[Stored dataset items]
+ + +
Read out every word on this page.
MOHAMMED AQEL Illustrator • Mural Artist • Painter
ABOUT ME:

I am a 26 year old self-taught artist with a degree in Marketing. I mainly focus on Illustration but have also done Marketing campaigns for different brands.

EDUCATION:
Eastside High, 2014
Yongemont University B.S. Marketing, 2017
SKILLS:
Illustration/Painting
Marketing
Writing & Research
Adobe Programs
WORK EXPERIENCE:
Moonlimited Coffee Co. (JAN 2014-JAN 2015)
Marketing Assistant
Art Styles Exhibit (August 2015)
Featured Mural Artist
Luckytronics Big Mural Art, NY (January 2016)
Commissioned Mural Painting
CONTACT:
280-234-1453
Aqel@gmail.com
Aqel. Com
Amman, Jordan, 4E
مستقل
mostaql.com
+ + +
Stated problem -
Reproduce the records in full, exactly as written.

Written solution -
Read out every word on this page.
MOHAMMED AQEL Illustrator • Mural Artist • Painter
ABOUT ME:

I am a 26 year old self-taught artist with a degree in Marketing. I mainly focus on Illustration but have also done Marketing campaigns for different brands.

EDUCATION:
Eastside High, 2014
Yongemont University B.S. Marketing, 2017
SKILLS:
Illustration/Painting
Marketing
Writing & Research
Adobe Programs
WORK EXPERIENCE:
Moonlimited Coffee Co. (JAN 2014-JAN 2015)
Marketing Assistant
Art Styles Exhibit (August 2015)
Featured Mural Artist
Luckytronics Big Mural Art, NY (January 2016)
Commissioned Mural Painting
CONTACT:
280-234-1453
Aqel@gmail.com
Aqel. Com
Amman, Jordan, 4E
مستقل
mostaql.com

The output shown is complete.